### Exercise instructions:
Output the full listing below exactly, without the pictures.

************

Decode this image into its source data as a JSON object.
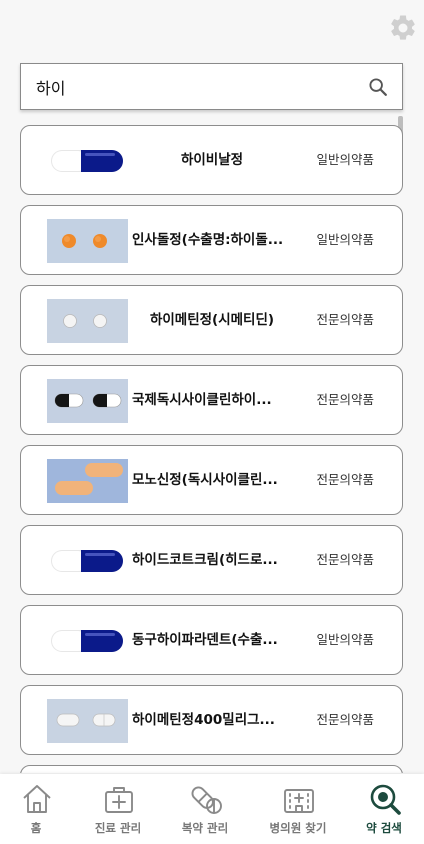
{
  "search": {
    "value": "하이",
    "placeholder": ""
  },
  "drugs": [
    {
      "name": "하이비날정",
      "category": "일반의약품",
      "image": "capsule-navy-white"
    },
    {
      "name": "인사돌정(수출명:하이돌...",
      "category": "일반의약품",
      "image": "orange-round-tablets"
    },
    {
      "name": "하이메틴정(시메티딘)",
      "category": "전문의약품",
      "image": "white-round-tablets"
    },
    {
      "name": "국제독시사이클린하이...",
      "category": "전문의약품",
      "image": "black-white-capsules"
    },
    {
      "name": "모노신정(독시사이클린...",
      "category": "전문의약품",
      "image": "orange-oblong-tablets"
    },
    {
      "name": "하이드코트크림(히드로...",
      "category": "전문의약품",
      "image": "capsule-navy-white"
    },
    {
      "name": "동구하이파라덴트(수출...",
      "category": "일반의약품",
      "image": "capsule-navy-white"
    },
    {
      "name": "하이메틴정400밀리그...",
      "category": "전문의약품",
      "image": "white-oblong-tablets"
    }
  ],
  "nav": [
    {
      "label": "홈",
      "icon": "home-icon",
      "active": false
    },
    {
      "label": "진료 관리",
      "icon": "medical-kit-icon",
      "active": false
    },
    {
      "label": "복약 관리",
      "icon": "pills-icon",
      "active": false
    },
    {
      "label": "병의원 찾기",
      "icon": "hospital-icon",
      "active": false
    },
    {
      "label": "약 검색",
      "icon": "search-pill-icon",
      "active": true
    }
  ],
  "colors": {
    "accent": "#1d4b3e",
    "inactive": "#8a8a8a",
    "capsule_navy": "#0b1a8a"
  }
}
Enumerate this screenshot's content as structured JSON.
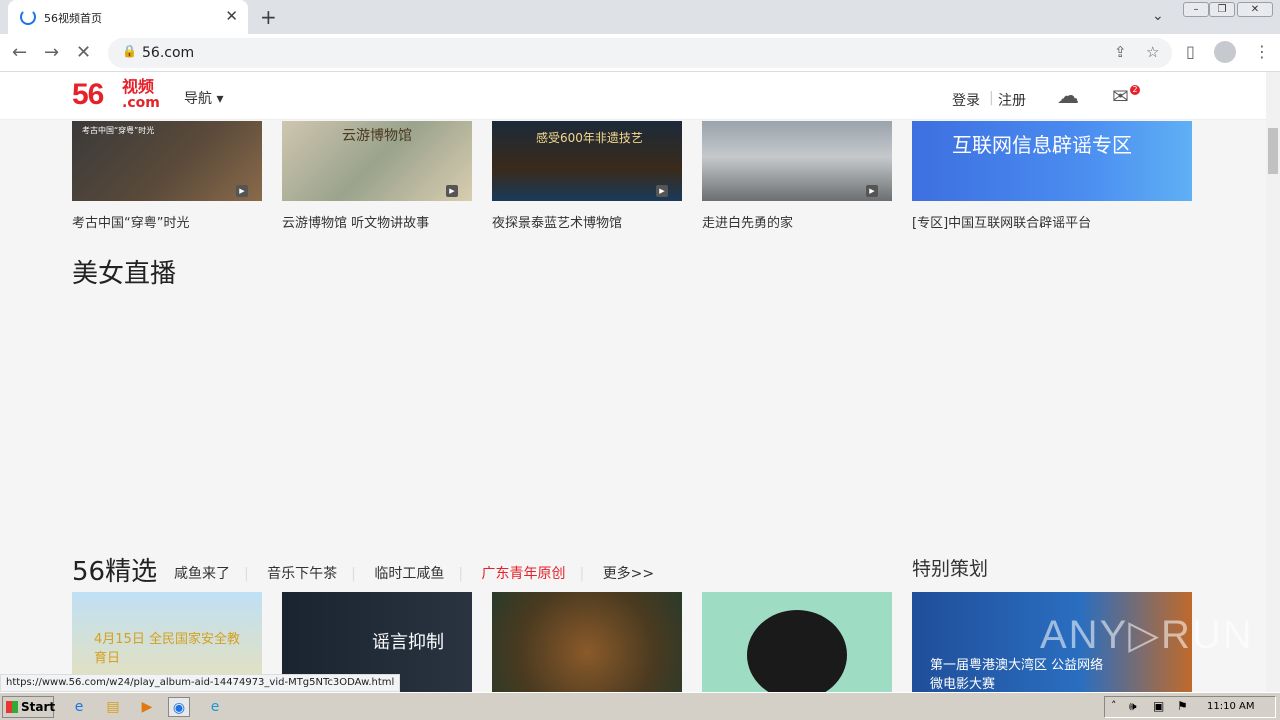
{
  "browser": {
    "tab_title": "56视频首页",
    "new_tab": "+",
    "close": "✕",
    "url": "56.com",
    "status_url": "https://www.56.com/w24/play_album-aid-14474973_vid-MTg5NTc3ODAw.html"
  },
  "header": {
    "logo_num": "56",
    "logo_cn": "视频",
    "logo_com": ".com",
    "nav": "导航 ▾",
    "login": "登录",
    "register": "注册",
    "mail_count": "2"
  },
  "top_cards": [
    {
      "caption": "考古中国“穿粤”时光",
      "thumb_text": "考古中国“穿粤”时光"
    },
    {
      "caption": "云游博物馆 听文物讲故事",
      "thumb_text": "云游博物馆"
    },
    {
      "caption": "夜探景泰蓝艺术博物馆",
      "thumb_text": "感受600年非遗技艺"
    },
    {
      "caption": "走进白先勇的家",
      "thumb_text": ""
    },
    {
      "caption": "[专区]中国互联网联合辟谣平台",
      "thumb_text": "互联网信息辟谣专区"
    }
  ],
  "sections": {
    "live_title": "美女直播",
    "select_title": "56精选",
    "select_tabs": [
      "咸鱼来了",
      "音乐下午茶",
      "临时工咸鱼",
      "广东青年原创",
      "更多>>"
    ],
    "special_title": "特别策划"
  },
  "bottom_cards": [
    {
      "thumb_text": "4月15日 全民国家安全教育日"
    },
    {
      "thumb_text": "谣言抑制"
    },
    {
      "thumb_text": ""
    },
    {
      "thumb_text": ""
    },
    {
      "thumb_text": "第一届粤港澳大湾区 公益网络微电影大赛"
    }
  ],
  "watermark": "ANY▷RUN",
  "taskbar": {
    "start": "Start",
    "time": "11:10 AM"
  }
}
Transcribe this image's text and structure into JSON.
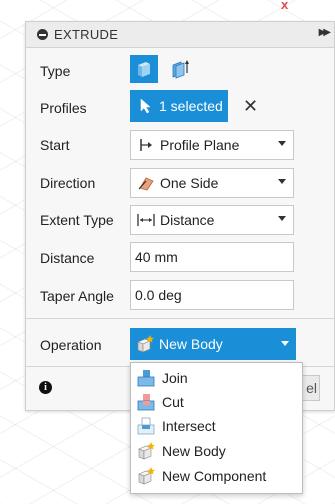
{
  "panel": {
    "title": "EXTRUDE",
    "rows": {
      "type_label": "Type",
      "profiles_label": "Profiles",
      "profiles_value": "1 selected",
      "start_label": "Start",
      "start_value": "Profile Plane",
      "direction_label": "Direction",
      "direction_value": "One Side",
      "extent_label": "Extent Type",
      "extent_value": "Distance",
      "distance_label": "Distance",
      "distance_value": "40 mm",
      "taper_label": "Taper Angle",
      "taper_value": "0.0 deg",
      "operation_label": "Operation",
      "operation_value": "New Body"
    },
    "cancel_label_partial": "el"
  },
  "dropdown": {
    "options": [
      {
        "label": "Join",
        "icon": "join-icon"
      },
      {
        "label": "Cut",
        "icon": "cut-icon"
      },
      {
        "label": "Intersect",
        "icon": "intersect-icon"
      },
      {
        "label": "New Body",
        "icon": "new-body-icon"
      },
      {
        "label": "New Component",
        "icon": "new-component-icon"
      }
    ]
  },
  "colors": {
    "accent": "#1a8fd8",
    "panel_bg": "#f7f7f7",
    "header_bg": "#ececec"
  }
}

************

### Expected answer:
Decode this image into its source data as a JSON object.
{
  "search": {
    "value": "하이",
    "placeholder": ""
  },
  "drugs": [
    {
      "name": "하이비날정",
      "category": "일반의약품",
      "image": "capsule-navy-white"
    },
    {
      "name": "인사돌정(수출명:하이돌...",
      "category": "일반의약품",
      "image": "orange-round-tablets"
    },
    {
      "name": "하이메틴정(시메티딘)",
      "category": "전문의약품",
      "image": "white-round-tablets"
    },
    {
      "name": "국제독시사이클린하이...",
      "category": "전문의약품",
      "image": "black-white-capsules"
    },
    {
      "name": "모노신정(독시사이클린...",
      "category": "전문의약품",
      "image": "orange-oblong-tablets"
    },
    {
      "name": "하이드코트크림(히드로...",
      "category": "전문의약품",
      "image": "capsule-navy-white"
    },
    {
      "name": "동구하이파라덴트(수출...",
      "category": "일반의약품",
      "image": "capsule-navy-white"
    },
    {
      "name": "하이메틴정400밀리그...",
      "category": "전문의약품",
      "image": "white-oblong-tablets"
    }
  ],
  "nav": [
    {
      "label": "홈",
      "icon": "home-icon",
      "active": false
    },
    {
      "label": "진료 관리",
      "icon": "medical-kit-icon",
      "active": false
    },
    {
      "label": "복약 관리",
      "icon": "pills-icon",
      "active": false
    },
    {
      "label": "병의원 찾기",
      "icon": "hospital-icon",
      "active": false
    },
    {
      "label": "약 검색",
      "icon": "search-pill-icon",
      "active": true
    }
  ],
  "colors": {
    "accent": "#1d4b3e",
    "inactive": "#8a8a8a",
    "capsule_navy": "#0b1a8a"
  }
}
Enumerate this screenshot's content as structured JSON.
{
  "browser": {
    "tab_title": "56视频首页",
    "new_tab": "+",
    "close": "✕",
    "url": "56.com",
    "status_url": "https://www.56.com/w24/play_album-aid-14474973_vid-MTg5NTc3ODAw.html"
  },
  "header": {
    "logo_num": "56",
    "logo_cn": "视频",
    "logo_com": ".com",
    "nav": "导航 ▾",
    "login": "登录",
    "register": "注册",
    "mail_count": "2"
  },
  "top_cards": [
    {
      "caption": "考古中国“穿粤”时光",
      "thumb_text": "考古中国“穿粤”时光"
    },
    {
      "caption": "云游博物馆 听文物讲故事",
      "thumb_text": "云游博物馆"
    },
    {
      "caption": "夜探景泰蓝艺术博物馆",
      "thumb_text": "感受600年非遗技艺"
    },
    {
      "caption": "走进白先勇的家",
      "thumb_text": ""
    },
    {
      "caption": "[专区]中国互联网联合辟谣平台",
      "thumb_text": "互联网信息辟谣专区"
    }
  ],
  "sections": {
    "live_title": "美女直播",
    "select_title": "56精选",
    "select_tabs": [
      "咸鱼来了",
      "音乐下午茶",
      "临时工咸鱼",
      "广东青年原创",
      "更多>>"
    ],
    "special_title": "特别策划"
  },
  "bottom_cards": [
    {
      "thumb_text": "4月15日 全民国家安全教育日"
    },
    {
      "thumb_text": "谣言抑制"
    },
    {
      "thumb_text": ""
    },
    {
      "thumb_text": ""
    },
    {
      "thumb_text": "第一届粤港澳大湾区 公益网络微电影大赛"
    }
  ],
  "watermark": "ANY▷RUN",
  "taskbar": {
    "start": "Start",
    "time": "11:10 AM"
  }
}
Transcribe this image's text and structure into JSON.
{
  "panel": {
    "title": "EXTRUDE",
    "rows": {
      "type_label": "Type",
      "profiles_label": "Profiles",
      "profiles_value": "1 selected",
      "start_label": "Start",
      "start_value": "Profile Plane",
      "direction_label": "Direction",
      "direction_value": "One Side",
      "extent_label": "Extent Type",
      "extent_value": "Distance",
      "distance_label": "Distance",
      "distance_value": "40 mm",
      "taper_label": "Taper Angle",
      "taper_value": "0.0 deg",
      "operation_label": "Operation",
      "operation_value": "New Body"
    },
    "cancel_label_partial": "el"
  },
  "dropdown": {
    "options": [
      {
        "label": "Join",
        "icon": "join-icon"
      },
      {
        "label": "Cut",
        "icon": "cut-icon"
      },
      {
        "label": "Intersect",
        "icon": "intersect-icon"
      },
      {
        "label": "New Body",
        "icon": "new-body-icon"
      },
      {
        "label": "New Component",
        "icon": "new-component-icon"
      }
    ]
  },
  "colors": {
    "accent": "#1a8fd8",
    "panel_bg": "#f7f7f7",
    "header_bg": "#ececec"
  }
}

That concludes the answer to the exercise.